Text provided:
|---|
Nashville, TN – Fentanyl: It’s here; it’s deadly and not just illegal users are at risk. Along with fentanyl there are other, more powerful drugs like carfentanil that are being used in counterfeiting legal drugs like Percocet and even counterfeiting of illegal heroin.
That’s the message leaders from the Tennessee Department of Health, Tennessee Bureau of Investigation, Tennessee Department of Mental Health and Substance Abuse Services and Tennessee Department of Safety and Homeland Security provided today during a press conference at TBI headquarters in Nashville.Fentanyl, an extremely powerful synthetic opioid sometimes prescribed legally to manage intense pain, is being used by criminals to create counterfeit versions of well-known opioid and benzodiazepine pills such as Percocet, Xanax, Oxycodone and others.
Fentanyl is also being mixed with other drugs such as heroin or marijuana and, in some cases, criminals are even counterfeiting illegal heroin with fentanyl and fentanyl derivatives.
Because criminal manufacturers of these substances don’t make safe mixing a priority, the products can vary by batch with some batches and some pills in a batch being more dangerous than others; even within a single counterfeit pill, one piece may be lethal where another piece of the same pill is not. The end result for increasing numbers of people in Tennessee and other states who use these illegal concoctions is an overdose and sometimes death.
|---|
Information shown:
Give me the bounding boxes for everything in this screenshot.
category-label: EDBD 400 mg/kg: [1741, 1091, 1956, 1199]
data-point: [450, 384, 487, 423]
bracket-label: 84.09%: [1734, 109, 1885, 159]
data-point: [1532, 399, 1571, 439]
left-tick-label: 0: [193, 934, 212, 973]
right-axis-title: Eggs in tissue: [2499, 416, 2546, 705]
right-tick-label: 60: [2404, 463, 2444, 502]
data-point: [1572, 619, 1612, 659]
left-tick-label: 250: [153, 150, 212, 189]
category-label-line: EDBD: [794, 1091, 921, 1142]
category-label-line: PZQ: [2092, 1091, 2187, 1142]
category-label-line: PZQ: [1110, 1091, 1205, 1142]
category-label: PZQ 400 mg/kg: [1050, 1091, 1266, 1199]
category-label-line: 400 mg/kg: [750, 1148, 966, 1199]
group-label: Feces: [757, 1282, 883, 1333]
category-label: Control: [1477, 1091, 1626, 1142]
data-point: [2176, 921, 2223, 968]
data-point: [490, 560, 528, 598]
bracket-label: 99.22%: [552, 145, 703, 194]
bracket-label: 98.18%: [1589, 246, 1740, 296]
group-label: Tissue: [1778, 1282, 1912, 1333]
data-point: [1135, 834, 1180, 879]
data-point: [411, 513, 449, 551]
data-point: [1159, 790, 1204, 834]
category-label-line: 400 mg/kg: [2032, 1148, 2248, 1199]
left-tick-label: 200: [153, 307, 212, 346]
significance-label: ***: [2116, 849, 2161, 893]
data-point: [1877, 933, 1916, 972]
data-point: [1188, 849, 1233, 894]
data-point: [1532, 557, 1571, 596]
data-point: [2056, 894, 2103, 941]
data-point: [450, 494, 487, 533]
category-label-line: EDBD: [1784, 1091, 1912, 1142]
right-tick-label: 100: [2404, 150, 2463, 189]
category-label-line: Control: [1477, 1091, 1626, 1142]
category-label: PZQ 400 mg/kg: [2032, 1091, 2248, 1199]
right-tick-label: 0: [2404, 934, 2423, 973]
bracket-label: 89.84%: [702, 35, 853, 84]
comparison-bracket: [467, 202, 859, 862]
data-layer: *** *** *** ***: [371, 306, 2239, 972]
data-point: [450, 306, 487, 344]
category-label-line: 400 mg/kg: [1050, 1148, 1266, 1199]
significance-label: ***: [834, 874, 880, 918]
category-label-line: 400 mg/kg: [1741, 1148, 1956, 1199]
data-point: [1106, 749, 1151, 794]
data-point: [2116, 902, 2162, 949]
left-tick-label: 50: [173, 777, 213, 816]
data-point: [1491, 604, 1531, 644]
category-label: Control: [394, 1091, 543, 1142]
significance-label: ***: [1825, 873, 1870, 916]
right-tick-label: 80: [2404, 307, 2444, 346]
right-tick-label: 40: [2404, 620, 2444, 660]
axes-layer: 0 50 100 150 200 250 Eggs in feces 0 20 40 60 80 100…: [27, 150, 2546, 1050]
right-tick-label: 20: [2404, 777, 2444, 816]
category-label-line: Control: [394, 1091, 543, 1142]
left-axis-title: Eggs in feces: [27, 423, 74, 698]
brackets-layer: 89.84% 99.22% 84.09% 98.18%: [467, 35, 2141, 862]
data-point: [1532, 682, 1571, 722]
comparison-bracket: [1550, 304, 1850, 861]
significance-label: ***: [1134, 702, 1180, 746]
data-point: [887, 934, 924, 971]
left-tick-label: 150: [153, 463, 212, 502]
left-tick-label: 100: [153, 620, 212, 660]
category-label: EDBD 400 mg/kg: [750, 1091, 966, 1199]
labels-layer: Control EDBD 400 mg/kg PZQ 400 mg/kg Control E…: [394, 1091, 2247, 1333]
|---|
Try it:
Repeat the fentanyl article word for word, everything from "Because criminal manufacturers" down to "and sometimes death.".

Reply:
Because criminal manufacturers of these substances don’t make safe mixing a priority, the products can vary by batch with some batches and some pills in a batch being more dangerous than others; even within a single counterfeit pill, one piece may be lethal where another piece of the same pill is not. The end result for increasing numbers of people in Tennessee and other states who use these illegal concoctions is an overdose and sometimes death.